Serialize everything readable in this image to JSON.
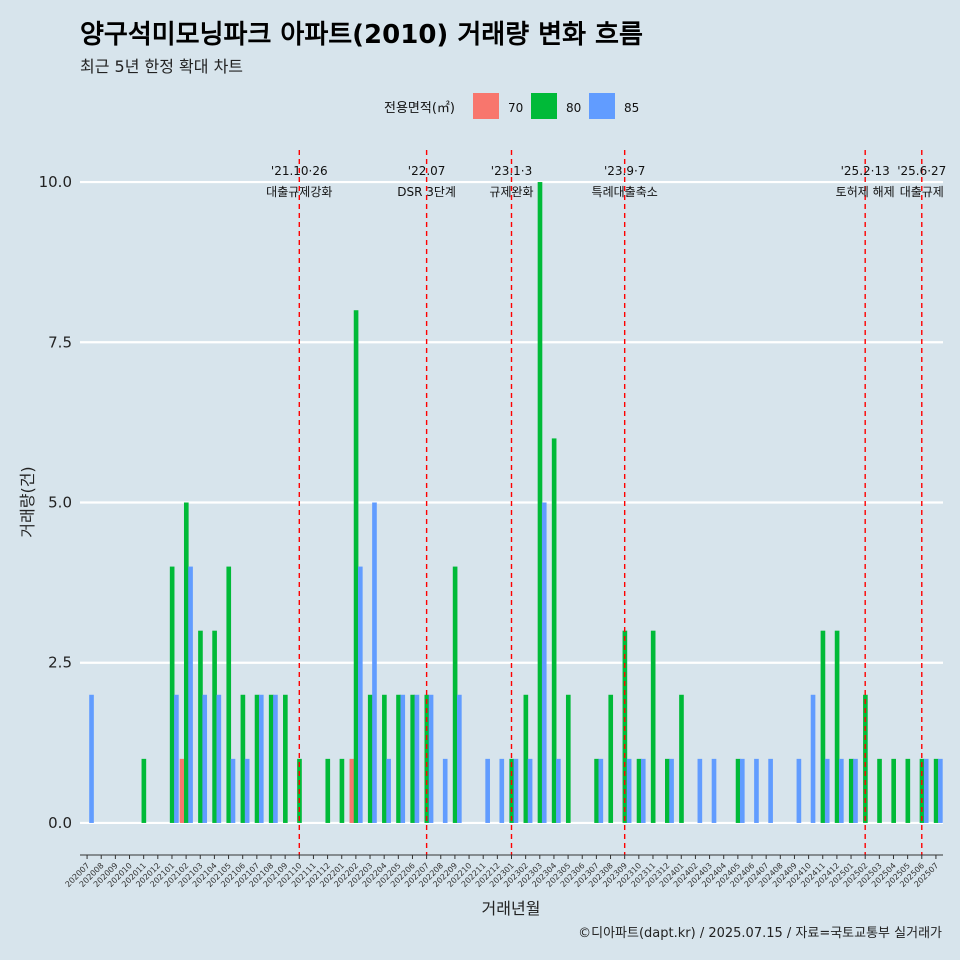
{
  "title": "양구석미모닝파크 아파트(2010) 거래량 변화 흐름",
  "subtitle": "최근 5년 한정 확대 차트",
  "caption": "©디아파트(dapt.kr) / 2025.07.15 / 자료=국토교통부 실거래가",
  "colors": {
    "area_70": "#f8766d",
    "area_80": "#00ba38",
    "area_85": "#619cff",
    "event_line": "#ff0000",
    "background": "#d7e4ec"
  },
  "chart_data": {
    "type": "bar",
    "title": "양구석미모닝파크 아파트(2010) 거래량 변화 흐름",
    "subtitle": "최근 5년 한정 확대 차트",
    "xlabel": "거래년월",
    "ylabel": "거래량(건)",
    "ylim": [
      -0.5,
      10.5
    ],
    "yticks": [
      "0.0",
      "2.5",
      "5.0",
      "7.5",
      "10.0"
    ],
    "grid": "horizontal",
    "legend": {
      "title": "전용면적(㎡)",
      "position": "top",
      "entries": [
        "70",
        "80",
        "85"
      ]
    },
    "categories": [
      "202007",
      "202008",
      "202009",
      "202010",
      "202011",
      "202012",
      "202101",
      "202102",
      "202103",
      "202104",
      "202105",
      "202106",
      "202107",
      "202108",
      "202109",
      "202110",
      "202111",
      "202112",
      "202201",
      "202202",
      "202203",
      "202204",
      "202205",
      "202206",
      "202207",
      "202208",
      "202209",
      "202210",
      "202211",
      "202212",
      "202301",
      "202302",
      "202303",
      "202304",
      "202305",
      "202306",
      "202307",
      "202308",
      "202309",
      "202310",
      "202311",
      "202312",
      "202401",
      "202402",
      "202403",
      "202404",
      "202405",
      "202406",
      "202407",
      "202408",
      "202409",
      "202410",
      "202411",
      "202412",
      "202501",
      "202502",
      "202503",
      "202504",
      "202505",
      "202506",
      "202507"
    ],
    "series": [
      {
        "name": "70",
        "values": [
          0,
          0,
          0,
          0,
          0,
          0,
          0,
          1,
          0,
          0,
          0,
          0,
          0,
          0,
          0,
          0,
          0,
          0,
          0,
          1,
          0,
          0,
          0,
          0,
          0,
          0,
          0,
          0,
          0,
          0,
          0,
          0,
          0,
          0,
          0,
          0,
          0,
          0,
          0,
          0,
          0,
          0,
          0,
          0,
          0,
          0,
          0,
          0,
          0,
          0,
          0,
          0,
          0,
          0,
          0,
          0,
          0,
          0,
          0,
          0,
          0
        ]
      },
      {
        "name": "80",
        "values": [
          0,
          0,
          0,
          0,
          1,
          0,
          4,
          5,
          3,
          3,
          4,
          2,
          2,
          2,
          2,
          1,
          0,
          1,
          1,
          8,
          2,
          2,
          2,
          2,
          2,
          0,
          4,
          0,
          0,
          0,
          1,
          2,
          10,
          6,
          2,
          0,
          1,
          2,
          3,
          1,
          3,
          1,
          2,
          0,
          0,
          0,
          1,
          0,
          0,
          0,
          0,
          0,
          3,
          3,
          1,
          2,
          1,
          1,
          1,
          1,
          1
        ]
      },
      {
        "name": "85",
        "values": [
          2,
          0,
          0,
          0,
          0,
          0,
          2,
          4,
          2,
          2,
          1,
          1,
          2,
          2,
          0,
          0,
          0,
          0,
          0,
          4,
          5,
          1,
          2,
          2,
          2,
          1,
          2,
          0,
          1,
          1,
          1,
          1,
          5,
          1,
          0,
          0,
          1,
          0,
          1,
          1,
          0,
          1,
          0,
          1,
          1,
          0,
          1,
          1,
          1,
          0,
          1,
          2,
          1,
          1,
          1,
          0,
          0,
          0,
          0,
          1,
          1
        ]
      }
    ],
    "events": [
      {
        "category": "202110",
        "date": "'21.10·26",
        "label": "대출규제강화"
      },
      {
        "category": "202207",
        "date": "'22.07",
        "label": "DSR 3단계"
      },
      {
        "category": "202301",
        "date": "'23.1·3",
        "label": "규제완화"
      },
      {
        "category": "202309",
        "date": "'23.9·7",
        "label": "특례대출축소"
      },
      {
        "category": "202502",
        "date": "'25.2·13",
        "label": "토허제 해제"
      },
      {
        "category": "202506",
        "date": "'25.6·27",
        "label": "대출규제"
      }
    ]
  }
}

--- Stated exercise ---
Repeat the records above verbatim, with no pictures in the result.

--- Written answer ---
Serialize everything readable in this image to JSON.
{
  "title": "양구석미모닝파크 아파트(2010) 거래량 변화 흐름",
  "subtitle": "최근 5년 한정 확대 차트",
  "caption": "©디아파트(dapt.kr) / 2025.07.15 / 자료=국토교통부 실거래가",
  "colors": {
    "area_70": "#f8766d",
    "area_80": "#00ba38",
    "area_85": "#619cff",
    "event_line": "#ff0000",
    "background": "#d7e4ec"
  },
  "chart_data": {
    "type": "bar",
    "title": "양구석미모닝파크 아파트(2010) 거래량 변화 흐름",
    "subtitle": "최근 5년 한정 확대 차트",
    "xlabel": "거래년월",
    "ylabel": "거래량(건)",
    "ylim": [
      -0.5,
      10.5
    ],
    "yticks": [
      "0.0",
      "2.5",
      "5.0",
      "7.5",
      "10.0"
    ],
    "grid": "horizontal",
    "legend": {
      "title": "전용면적(㎡)",
      "position": "top",
      "entries": [
        "70",
        "80",
        "85"
      ]
    },
    "categories": [
      "202007",
      "202008",
      "202009",
      "202010",
      "202011",
      "202012",
      "202101",
      "202102",
      "202103",
      "202104",
      "202105",
      "202106",
      "202107",
      "202108",
      "202109",
      "202110",
      "202111",
      "202112",
      "202201",
      "202202",
      "202203",
      "202204",
      "202205",
      "202206",
      "202207",
      "202208",
      "202209",
      "202210",
      "202211",
      "202212",
      "202301",
      "202302",
      "202303",
      "202304",
      "202305",
      "202306",
      "202307",
      "202308",
      "202309",
      "202310",
      "202311",
      "202312",
      "202401",
      "202402",
      "202403",
      "202404",
      "202405",
      "202406",
      "202407",
      "202408",
      "202409",
      "202410",
      "202411",
      "202412",
      "202501",
      "202502",
      "202503",
      "202504",
      "202505",
      "202506",
      "202507"
    ],
    "series": [
      {
        "name": "70",
        "values": [
          0,
          0,
          0,
          0,
          0,
          0,
          0,
          1,
          0,
          0,
          0,
          0,
          0,
          0,
          0,
          0,
          0,
          0,
          0,
          1,
          0,
          0,
          0,
          0,
          0,
          0,
          0,
          0,
          0,
          0,
          0,
          0,
          0,
          0,
          0,
          0,
          0,
          0,
          0,
          0,
          0,
          0,
          0,
          0,
          0,
          0,
          0,
          0,
          0,
          0,
          0,
          0,
          0,
          0,
          0,
          0,
          0,
          0,
          0,
          0,
          0
        ]
      },
      {
        "name": "80",
        "values": [
          0,
          0,
          0,
          0,
          1,
          0,
          4,
          5,
          3,
          3,
          4,
          2,
          2,
          2,
          2,
          1,
          0,
          1,
          1,
          8,
          2,
          2,
          2,
          2,
          2,
          0,
          4,
          0,
          0,
          0,
          1,
          2,
          10,
          6,
          2,
          0,
          1,
          2,
          3,
          1,
          3,
          1,
          2,
          0,
          0,
          0,
          1,
          0,
          0,
          0,
          0,
          0,
          3,
          3,
          1,
          2,
          1,
          1,
          1,
          1,
          1
        ]
      },
      {
        "name": "85",
        "values": [
          2,
          0,
          0,
          0,
          0,
          0,
          2,
          4,
          2,
          2,
          1,
          1,
          2,
          2,
          0,
          0,
          0,
          0,
          0,
          4,
          5,
          1,
          2,
          2,
          2,
          1,
          2,
          0,
          1,
          1,
          1,
          1,
          5,
          1,
          0,
          0,
          1,
          0,
          1,
          1,
          0,
          1,
          0,
          1,
          1,
          0,
          1,
          1,
          1,
          0,
          1,
          2,
          1,
          1,
          1,
          0,
          0,
          0,
          0,
          1,
          1
        ]
      }
    ],
    "events": [
      {
        "category": "202110",
        "date": "'21.10·26",
        "label": "대출규제강화"
      },
      {
        "category": "202207",
        "date": "'22.07",
        "label": "DSR 3단계"
      },
      {
        "category": "202301",
        "date": "'23.1·3",
        "label": "규제완화"
      },
      {
        "category": "202309",
        "date": "'23.9·7",
        "label": "특례대출축소"
      },
      {
        "category": "202502",
        "date": "'25.2·13",
        "label": "토허제 해제"
      },
      {
        "category": "202506",
        "date": "'25.6·27",
        "label": "대출규제"
      }
    ]
  }
}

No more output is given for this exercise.